▶ **TASK PROMPT**
Locate each line of the material that contains "JSON", then return it.

▶ **DATA IN THIS EXERCISE**
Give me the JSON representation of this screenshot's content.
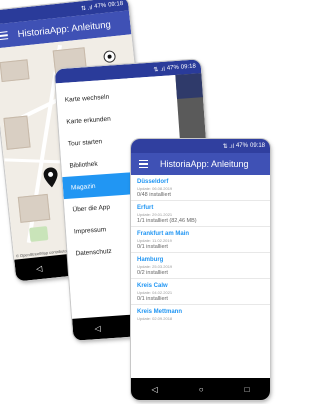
{
  "status": {
    "icons": "⇅ .ıl",
    "battery": "47%",
    "time": "09:18"
  },
  "phone1": {
    "app_title": "HistoriaApp: Anleitung",
    "map_attribution": "© OpenStreetMap contributors"
  },
  "phone2": {
    "menu_items": [
      "Karte wechseln",
      "Karte erkunden",
      "Tour starten",
      "Bibliothek",
      "Magazin",
      "Über die App",
      "Impressum",
      "Datenschutz"
    ],
    "active_item": "Magazin"
  },
  "phone3": {
    "app_title": "HistoriaApp: Anleitung",
    "cities": [
      {
        "name": "Düsseldorf",
        "update": "Update: 06.08.2019",
        "installed": "0/48 installiert"
      },
      {
        "name": "Erfurt",
        "update": "Update: 29.01.2021",
        "installed": "1/1 installiert (82,46 MB)"
      },
      {
        "name": "Frankfurt am Main",
        "update": "Update: 11.02.2019",
        "installed": "0/1 installiert"
      },
      {
        "name": "Hamburg",
        "update": "Update: 25.03.2019",
        "installed": "0/2 installiert"
      },
      {
        "name": "Kreis Calw",
        "update": "Update: 04.02.2021",
        "installed": "0/1 installiert"
      },
      {
        "name": "Kreis Mettmann",
        "update": "Update: 02.09.2018",
        "installed": ""
      }
    ]
  },
  "colors": {
    "primary": "#3f51b5",
    "accent": "#2196f3",
    "statusbar": "#303f9f"
  }
}
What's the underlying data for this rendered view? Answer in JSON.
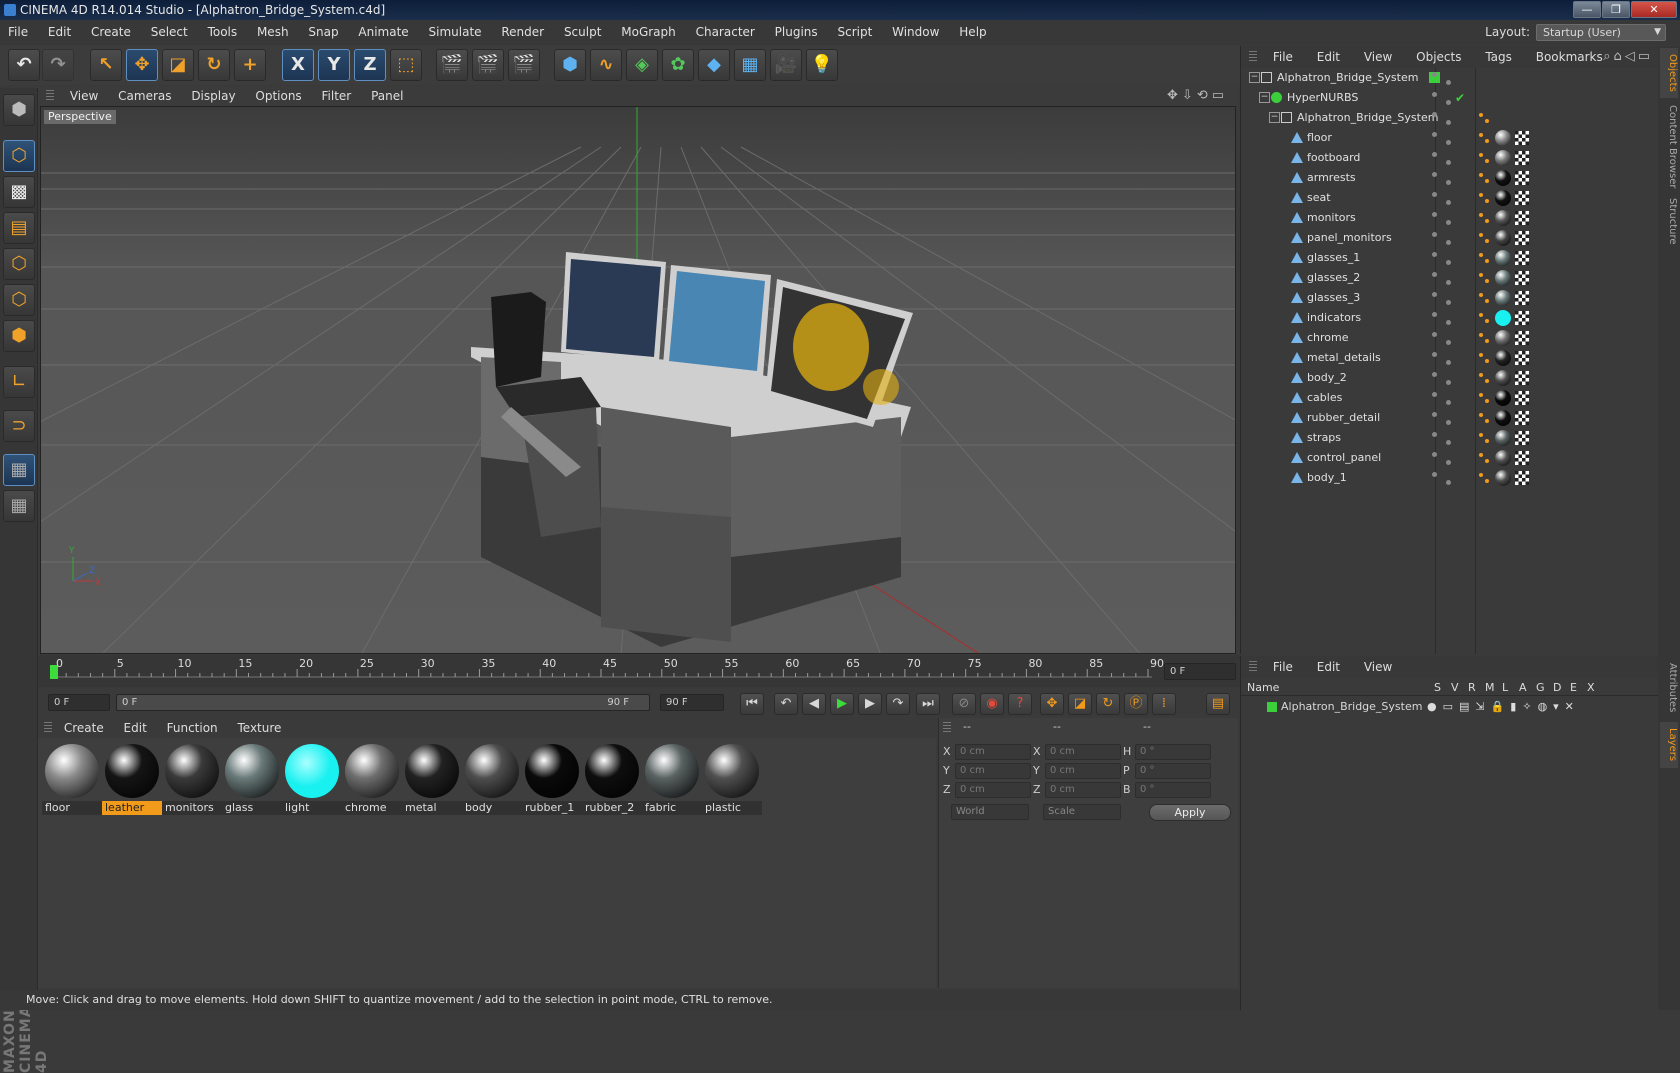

▶ **RESULT**
Give me the JSON representation of this screenshot's content.
What's the underlying data for this rendered view? Answer in JSON.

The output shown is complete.